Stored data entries
_____
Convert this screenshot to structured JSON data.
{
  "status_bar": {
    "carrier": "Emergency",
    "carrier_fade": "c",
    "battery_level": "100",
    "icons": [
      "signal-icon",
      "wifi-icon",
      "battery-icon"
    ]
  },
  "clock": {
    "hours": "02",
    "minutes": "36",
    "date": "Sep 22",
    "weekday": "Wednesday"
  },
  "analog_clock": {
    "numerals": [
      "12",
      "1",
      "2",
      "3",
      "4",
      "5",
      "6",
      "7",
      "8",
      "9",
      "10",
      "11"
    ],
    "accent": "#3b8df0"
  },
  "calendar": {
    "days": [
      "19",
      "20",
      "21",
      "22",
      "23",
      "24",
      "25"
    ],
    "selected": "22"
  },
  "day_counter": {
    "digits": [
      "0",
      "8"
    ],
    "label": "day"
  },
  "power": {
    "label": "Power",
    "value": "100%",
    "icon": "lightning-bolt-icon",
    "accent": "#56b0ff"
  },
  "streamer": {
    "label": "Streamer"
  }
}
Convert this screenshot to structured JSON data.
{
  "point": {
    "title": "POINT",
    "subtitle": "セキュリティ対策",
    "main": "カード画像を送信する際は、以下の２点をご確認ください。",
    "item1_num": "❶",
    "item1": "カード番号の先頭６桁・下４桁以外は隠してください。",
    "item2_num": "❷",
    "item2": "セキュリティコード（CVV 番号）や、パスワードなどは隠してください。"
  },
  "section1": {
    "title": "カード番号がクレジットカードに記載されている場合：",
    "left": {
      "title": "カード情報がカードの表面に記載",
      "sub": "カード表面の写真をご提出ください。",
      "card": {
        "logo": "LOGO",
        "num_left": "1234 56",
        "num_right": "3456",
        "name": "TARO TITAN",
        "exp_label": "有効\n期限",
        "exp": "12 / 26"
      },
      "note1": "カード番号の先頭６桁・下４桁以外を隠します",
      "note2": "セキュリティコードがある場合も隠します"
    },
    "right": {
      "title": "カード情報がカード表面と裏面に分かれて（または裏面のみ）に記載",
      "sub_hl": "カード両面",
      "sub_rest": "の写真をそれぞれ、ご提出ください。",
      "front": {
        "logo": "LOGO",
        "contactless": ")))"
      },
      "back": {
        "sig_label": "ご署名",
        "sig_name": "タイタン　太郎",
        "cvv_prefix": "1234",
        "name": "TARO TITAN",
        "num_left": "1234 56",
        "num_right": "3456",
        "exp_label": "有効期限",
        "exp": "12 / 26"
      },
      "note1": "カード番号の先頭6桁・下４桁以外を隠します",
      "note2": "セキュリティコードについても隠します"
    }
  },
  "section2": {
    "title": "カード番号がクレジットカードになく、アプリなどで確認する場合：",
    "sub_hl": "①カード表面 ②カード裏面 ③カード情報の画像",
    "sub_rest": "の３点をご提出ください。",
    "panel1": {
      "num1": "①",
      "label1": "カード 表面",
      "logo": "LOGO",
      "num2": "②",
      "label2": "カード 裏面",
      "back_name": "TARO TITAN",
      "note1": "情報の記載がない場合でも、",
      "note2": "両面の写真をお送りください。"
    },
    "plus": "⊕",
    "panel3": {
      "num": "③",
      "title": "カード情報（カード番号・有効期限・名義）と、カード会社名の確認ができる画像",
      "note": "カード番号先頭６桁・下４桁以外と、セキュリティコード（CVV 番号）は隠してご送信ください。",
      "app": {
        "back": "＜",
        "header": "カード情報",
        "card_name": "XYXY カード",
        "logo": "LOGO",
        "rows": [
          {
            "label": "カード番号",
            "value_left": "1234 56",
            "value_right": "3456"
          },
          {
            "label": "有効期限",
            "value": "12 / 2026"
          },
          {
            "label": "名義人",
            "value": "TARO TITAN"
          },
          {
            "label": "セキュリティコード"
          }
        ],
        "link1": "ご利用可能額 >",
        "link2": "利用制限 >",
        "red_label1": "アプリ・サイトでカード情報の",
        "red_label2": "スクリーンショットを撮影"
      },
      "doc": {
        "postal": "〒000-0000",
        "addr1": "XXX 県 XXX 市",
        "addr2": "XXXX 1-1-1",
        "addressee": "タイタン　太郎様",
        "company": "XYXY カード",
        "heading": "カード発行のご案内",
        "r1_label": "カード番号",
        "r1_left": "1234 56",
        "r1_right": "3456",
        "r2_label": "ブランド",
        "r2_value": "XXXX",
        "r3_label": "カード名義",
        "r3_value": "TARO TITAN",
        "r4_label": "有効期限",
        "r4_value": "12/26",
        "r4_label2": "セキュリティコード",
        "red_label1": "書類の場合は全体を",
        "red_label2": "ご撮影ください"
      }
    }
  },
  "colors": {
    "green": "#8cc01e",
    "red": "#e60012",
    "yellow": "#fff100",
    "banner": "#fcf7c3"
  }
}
_____
*WORK TO BE COMPLETED*
Quote all the records exactly, please, leaving none out.

*SOLUTION FOR THIS EXERCISE*
Convert this screenshot to structured JSON data.
{
  "status_bar": {
    "carrier": "Emergency",
    "carrier_fade": "c",
    "battery_level": "100",
    "icons": [
      "signal-icon",
      "wifi-icon",
      "battery-icon"
    ]
  },
  "clock": {
    "hours": "02",
    "minutes": "36",
    "date": "Sep 22",
    "weekday": "Wednesday"
  },
  "analog_clock": {
    "numerals": [
      "12",
      "1",
      "2",
      "3",
      "4",
      "5",
      "6",
      "7",
      "8",
      "9",
      "10",
      "11"
    ],
    "accent": "#3b8df0"
  },
  "calendar": {
    "days": [
      "19",
      "20",
      "21",
      "22",
      "23",
      "24",
      "25"
    ],
    "selected": "22"
  },
  "day_counter": {
    "digits": [
      "0",
      "8"
    ],
    "label": "day"
  },
  "power": {
    "label": "Power",
    "value": "100%",
    "icon": "lightning-bolt-icon",
    "accent": "#56b0ff"
  },
  "streamer": {
    "label": "Streamer"
  }
}
Convert this screenshot to structured JSON data.
{
  "point": {
    "title": "POINT",
    "subtitle": "セキュリティ対策",
    "main": "カード画像を送信する際は、以下の２点をご確認ください。",
    "item1_num": "❶",
    "item1": "カード番号の先頭６桁・下４桁以外は隠してください。",
    "item2_num": "❷",
    "item2": "セキュリティコード（CVV 番号）や、パスワードなどは隠してください。"
  },
  "section1": {
    "title": "カード番号がクレジットカードに記載されている場合：",
    "left": {
      "title": "カード情報がカードの表面に記載",
      "sub": "カード表面の写真をご提出ください。",
      "card": {
        "logo": "LOGO",
        "num_left": "1234 56",
        "num_right": "3456",
        "name": "TARO TITAN",
        "exp_label": "有効\n期限",
        "exp": "12 / 26"
      },
      "note1": "カード番号の先頭６桁・下４桁以外を隠します",
      "note2": "セキュリティコードがある場合も隠します"
    },
    "right": {
      "title": "カード情報がカード表面と裏面に分かれて（または裏面のみ）に記載",
      "sub_hl": "カード両面",
      "sub_rest": "の写真をそれぞれ、ご提出ください。",
      "front": {
        "logo": "LOGO",
        "contactless": ")))"
      },
      "back": {
        "sig_label": "ご署名",
        "sig_name": "タイタン　太郎",
        "cvv_prefix": "1234",
        "name": "TARO TITAN",
        "num_left": "1234 56",
        "num_right": "3456",
        "exp_label": "有効期限",
        "exp": "12 / 26"
      },
      "note1": "カード番号の先頭6桁・下４桁以外を隠します",
      "note2": "セキュリティコードについても隠します"
    }
  },
  "section2": {
    "title": "カード番号がクレジットカードになく、アプリなどで確認する場合：",
    "sub_hl": "①カード表面 ②カード裏面 ③カード情報の画像",
    "sub_rest": "の３点をご提出ください。",
    "panel1": {
      "num1": "①",
      "label1": "カード 表面",
      "logo": "LOGO",
      "num2": "②",
      "label2": "カード 裏面",
      "back_name": "TARO TITAN",
      "note1": "情報の記載がない場合でも、",
      "note2": "両面の写真をお送りください。"
    },
    "plus": "⊕",
    "panel3": {
      "num": "③",
      "title": "カード情報（カード番号・有効期限・名義）と、カード会社名の確認ができる画像",
      "note": "カード番号先頭６桁・下４桁以外と、セキュリティコード（CVV 番号）は隠してご送信ください。",
      "app": {
        "back": "＜",
        "header": "カード情報",
        "card_name": "XYXY カード",
        "logo": "LOGO",
        "rows": [
          {
            "label": "カード番号",
            "value_left": "1234 56",
            "value_right": "3456"
          },
          {
            "label": "有効期限",
            "value": "12 / 2026"
          },
          {
            "label": "名義人",
            "value": "TARO TITAN"
          },
          {
            "label": "セキュリティコード"
          }
        ],
        "link1": "ご利用可能額 >",
        "link2": "利用制限 >",
        "red_label1": "アプリ・サイトでカード情報の",
        "red_label2": "スクリーンショットを撮影"
      },
      "doc": {
        "postal": "〒000-0000",
        "addr1": "XXX 県 XXX 市",
        "addr2": "XXXX 1-1-1",
        "addressee": "タイタン　太郎様",
        "company": "XYXY カード",
        "heading": "カード発行のご案内",
        "r1_label": "カード番号",
        "r1_left": "1234 56",
        "r1_right": "3456",
        "r2_label": "ブランド",
        "r2_value": "XXXX",
        "r3_label": "カード名義",
        "r3_value": "TARO TITAN",
        "r4_label": "有効期限",
        "r4_value": "12/26",
        "r4_label2": "セキュリティコード",
        "red_label1": "書類の場合は全体を",
        "red_label2": "ご撮影ください"
      }
    }
  },
  "colors": {
    "green": "#8cc01e",
    "red": "#e60012",
    "yellow": "#fff100",
    "banner": "#fcf7c3"
  }
}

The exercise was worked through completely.